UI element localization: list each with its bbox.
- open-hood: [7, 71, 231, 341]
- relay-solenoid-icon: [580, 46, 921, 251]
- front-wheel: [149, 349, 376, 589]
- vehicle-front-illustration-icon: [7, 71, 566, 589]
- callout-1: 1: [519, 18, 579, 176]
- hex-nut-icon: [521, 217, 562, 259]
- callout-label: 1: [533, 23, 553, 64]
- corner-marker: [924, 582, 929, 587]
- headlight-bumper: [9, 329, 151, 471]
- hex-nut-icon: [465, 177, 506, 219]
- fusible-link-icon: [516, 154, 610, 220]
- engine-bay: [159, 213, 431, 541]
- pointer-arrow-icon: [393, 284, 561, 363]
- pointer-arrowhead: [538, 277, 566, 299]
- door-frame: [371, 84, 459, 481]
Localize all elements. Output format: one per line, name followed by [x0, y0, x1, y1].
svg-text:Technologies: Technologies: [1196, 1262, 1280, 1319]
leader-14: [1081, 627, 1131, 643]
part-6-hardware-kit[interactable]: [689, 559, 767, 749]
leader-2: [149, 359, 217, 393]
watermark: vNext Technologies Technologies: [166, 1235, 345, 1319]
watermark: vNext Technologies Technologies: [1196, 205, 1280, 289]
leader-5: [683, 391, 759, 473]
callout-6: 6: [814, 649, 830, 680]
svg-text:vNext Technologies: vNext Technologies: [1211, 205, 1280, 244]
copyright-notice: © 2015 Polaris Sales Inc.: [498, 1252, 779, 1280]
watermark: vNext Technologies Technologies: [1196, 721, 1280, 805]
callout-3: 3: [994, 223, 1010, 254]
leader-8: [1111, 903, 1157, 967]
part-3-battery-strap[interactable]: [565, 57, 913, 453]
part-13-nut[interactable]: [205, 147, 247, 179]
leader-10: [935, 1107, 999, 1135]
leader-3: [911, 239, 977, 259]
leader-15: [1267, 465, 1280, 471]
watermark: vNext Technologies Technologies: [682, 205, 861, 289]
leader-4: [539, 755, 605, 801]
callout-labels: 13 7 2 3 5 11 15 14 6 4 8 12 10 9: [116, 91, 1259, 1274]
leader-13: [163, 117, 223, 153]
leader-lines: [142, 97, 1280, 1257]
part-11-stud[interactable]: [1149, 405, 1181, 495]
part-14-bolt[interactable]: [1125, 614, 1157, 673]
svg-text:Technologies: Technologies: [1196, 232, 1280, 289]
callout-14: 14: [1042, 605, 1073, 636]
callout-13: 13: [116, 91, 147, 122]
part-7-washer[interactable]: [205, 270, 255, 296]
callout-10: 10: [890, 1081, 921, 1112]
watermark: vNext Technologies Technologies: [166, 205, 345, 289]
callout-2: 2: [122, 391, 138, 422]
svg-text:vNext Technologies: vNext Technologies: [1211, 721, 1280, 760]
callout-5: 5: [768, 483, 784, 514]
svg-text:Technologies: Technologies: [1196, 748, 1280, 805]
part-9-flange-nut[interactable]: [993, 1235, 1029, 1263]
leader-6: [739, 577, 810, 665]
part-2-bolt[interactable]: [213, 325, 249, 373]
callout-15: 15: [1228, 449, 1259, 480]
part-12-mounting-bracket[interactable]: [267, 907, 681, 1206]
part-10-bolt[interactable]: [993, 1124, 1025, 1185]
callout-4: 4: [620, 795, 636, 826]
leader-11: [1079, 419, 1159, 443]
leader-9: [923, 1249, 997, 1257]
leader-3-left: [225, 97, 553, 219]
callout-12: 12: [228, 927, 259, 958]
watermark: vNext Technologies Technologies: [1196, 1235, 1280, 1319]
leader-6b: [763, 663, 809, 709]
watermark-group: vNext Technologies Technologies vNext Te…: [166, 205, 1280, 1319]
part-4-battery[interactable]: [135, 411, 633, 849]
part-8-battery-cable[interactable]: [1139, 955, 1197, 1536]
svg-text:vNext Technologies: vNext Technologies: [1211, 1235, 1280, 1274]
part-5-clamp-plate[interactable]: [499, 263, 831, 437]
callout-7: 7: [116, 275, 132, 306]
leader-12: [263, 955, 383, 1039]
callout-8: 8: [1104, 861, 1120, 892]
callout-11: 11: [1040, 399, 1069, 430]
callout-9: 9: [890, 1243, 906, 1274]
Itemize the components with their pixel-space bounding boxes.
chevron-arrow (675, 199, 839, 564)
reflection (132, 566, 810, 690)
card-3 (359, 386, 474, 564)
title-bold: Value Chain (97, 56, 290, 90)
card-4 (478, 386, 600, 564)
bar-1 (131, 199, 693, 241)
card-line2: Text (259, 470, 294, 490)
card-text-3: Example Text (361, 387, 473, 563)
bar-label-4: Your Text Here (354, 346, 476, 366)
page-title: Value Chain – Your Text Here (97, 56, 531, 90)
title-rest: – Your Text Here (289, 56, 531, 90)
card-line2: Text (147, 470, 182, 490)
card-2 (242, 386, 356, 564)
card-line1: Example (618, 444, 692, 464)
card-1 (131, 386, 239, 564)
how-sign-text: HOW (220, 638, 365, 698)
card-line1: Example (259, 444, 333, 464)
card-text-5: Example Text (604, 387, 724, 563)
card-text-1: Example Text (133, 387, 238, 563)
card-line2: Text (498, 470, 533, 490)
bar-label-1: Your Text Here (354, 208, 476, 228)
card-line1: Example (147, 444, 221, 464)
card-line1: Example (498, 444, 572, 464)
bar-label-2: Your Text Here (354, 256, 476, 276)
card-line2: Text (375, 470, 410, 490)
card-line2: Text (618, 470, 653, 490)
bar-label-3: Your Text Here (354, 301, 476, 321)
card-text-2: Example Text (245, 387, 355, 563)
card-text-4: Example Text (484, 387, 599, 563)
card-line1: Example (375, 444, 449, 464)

Direction. Can you retype everything from the very start of the rows down to the line containing "- door-frame: [371, 84, 459, 481]", including both of those ends?

Result of this exercise.
UI element localization: list each with its bbox.
- open-hood: [7, 71, 231, 341]
- relay-solenoid-icon: [580, 46, 921, 251]
- front-wheel: [149, 349, 376, 589]
- vehicle-front-illustration-icon: [7, 71, 566, 589]
- callout-1: 1: [519, 18, 579, 176]
- hex-nut-icon: [521, 217, 562, 259]
- callout-label: 1: [533, 23, 553, 64]
- corner-marker: [924, 582, 929, 587]
- headlight-bumper: [9, 329, 151, 471]
- hex-nut-icon: [465, 177, 506, 219]
- fusible-link-icon: [516, 154, 610, 220]
- engine-bay: [159, 213, 431, 541]
- pointer-arrow-icon: [393, 284, 561, 363]
- pointer-arrowhead: [538, 277, 566, 299]
- door-frame: [371, 84, 459, 481]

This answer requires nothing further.